═════ AVAILABLE RECORDS ═════
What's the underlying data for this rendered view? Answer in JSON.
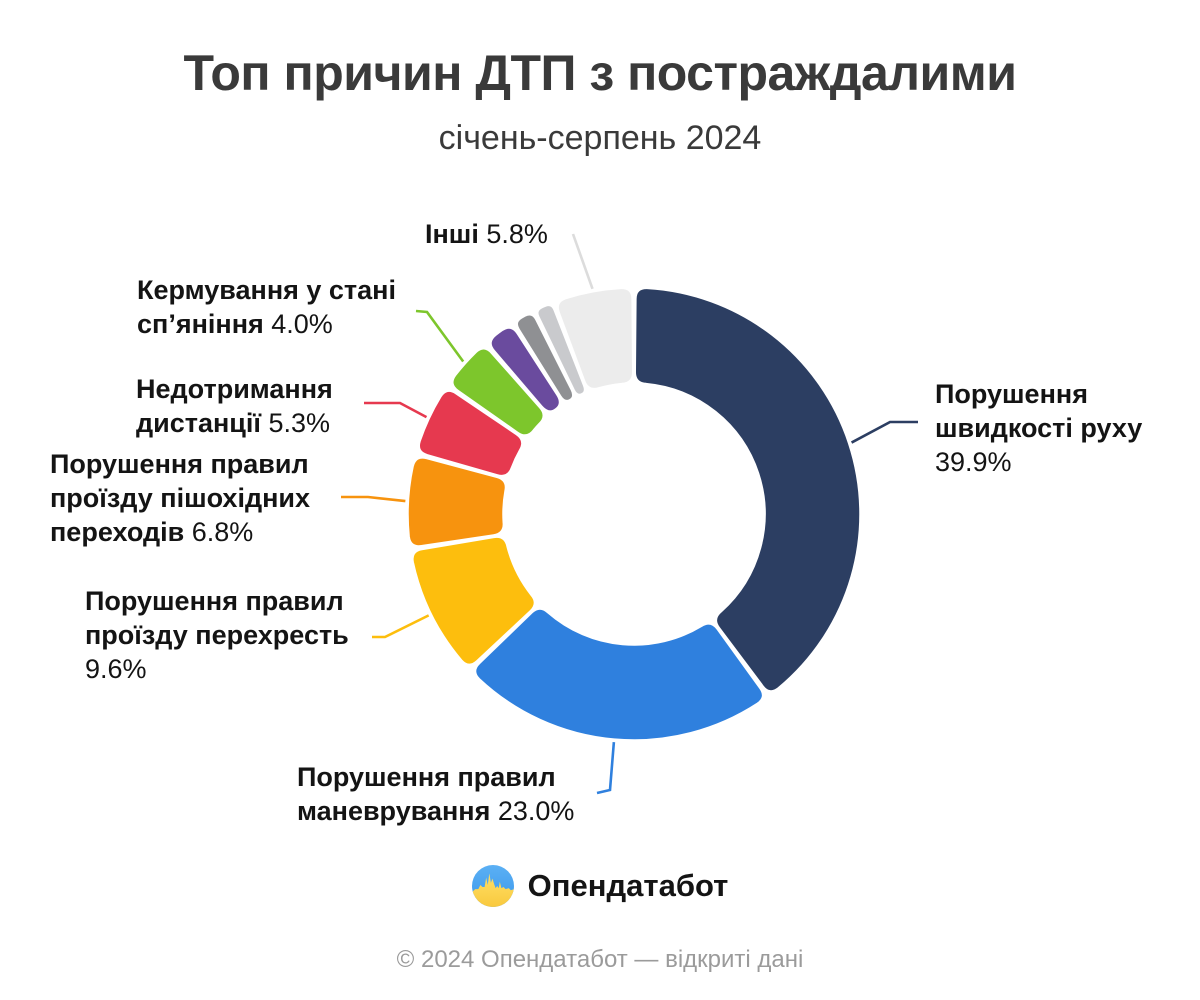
{
  "chart_data": {
    "type": "pie",
    "variant": "donut",
    "title": "Топ причин ДТП з постраждалими",
    "subtitle": "січень-серпень 2024",
    "unit": "%",
    "legend": "none",
    "slices": [
      {
        "name": "Порушення швидкості руху",
        "value": 39.9,
        "pct_label": "39.9%",
        "color": "#2c3e62",
        "label_lines": [
          {
            "b": "Порушення"
          },
          {
            "b": "швидкості руху"
          },
          {
            "r": "39.9%"
          }
        ]
      },
      {
        "name": "Порушення правил маневрування",
        "value": 23.0,
        "pct_label": "23.0%",
        "color": "#2f80de",
        "label_lines": [
          {
            "b": "Порушення правил"
          },
          {
            "b": "маневрування",
            "r": " 23.0%"
          }
        ]
      },
      {
        "name": "Порушення правил проїзду перехресть",
        "value": 9.6,
        "pct_label": "9.6%",
        "color": "#fdbe0d",
        "label_lines": [
          {
            "b": "Порушення правил"
          },
          {
            "b": "проїзду перехресть"
          },
          {
            "r": "9.6%"
          }
        ]
      },
      {
        "name": "Порушення правил проїзду пішохідних переходів",
        "value": 6.8,
        "pct_label": "6.8%",
        "color": "#f7930e",
        "label_lines": [
          {
            "b": "Порушення правил"
          },
          {
            "b": "проїзду пішохідних"
          },
          {
            "b": "переходів",
            "r": " 6.8%"
          }
        ]
      },
      {
        "name": "Недотримання дистанції",
        "value": 5.3,
        "pct_label": "5.3%",
        "color": "#e6394f",
        "label_lines": [
          {
            "b": "Недотримання"
          },
          {
            "b": "дистанції",
            "r": " 5.3%"
          }
        ]
      },
      {
        "name": "Кермування у стані сп’яніння",
        "value": 4.0,
        "pct_label": "4.0%",
        "color": "#7dc62c",
        "label_lines": [
          {
            "b": "Кермування у стані"
          },
          {
            "b": "сп’яніння",
            "r": " 4.0%"
          }
        ]
      },
      {
        "name": "",
        "value": 2.4,
        "pct_label": "",
        "color": "#6a4b9e",
        "label_lines": []
      },
      {
        "name": "",
        "value": 1.7,
        "pct_label": "",
        "color": "#8f9093",
        "label_lines": []
      },
      {
        "name": "",
        "value": 1.5,
        "pct_label": "",
        "color": "#c9cacd",
        "label_lines": []
      },
      {
        "name": "Інші",
        "value": 5.8,
        "pct_label": "5.8%",
        "color": "#ececec",
        "label_lines": [
          {
            "b": "Інші",
            "r": " 5.8%"
          }
        ]
      }
    ]
  },
  "logo": {
    "text": "Опендатабот"
  },
  "footer": {
    "text": "© 2024 Опендатабот — відкриті дані"
  }
}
═════
Copy all lines from the material that contain "color".

        "color": "#2c3e62",
        "color": "#2f80de",
        "color": "#fdbe0d",
        "color": "#f7930e",
        "color": "#e6394f",
        "color": "#7dc62c",
        "color": "#6a4b9e",
        "color": "#8f9093",
        "color": "#c9cacd",
        "color": "#ececec",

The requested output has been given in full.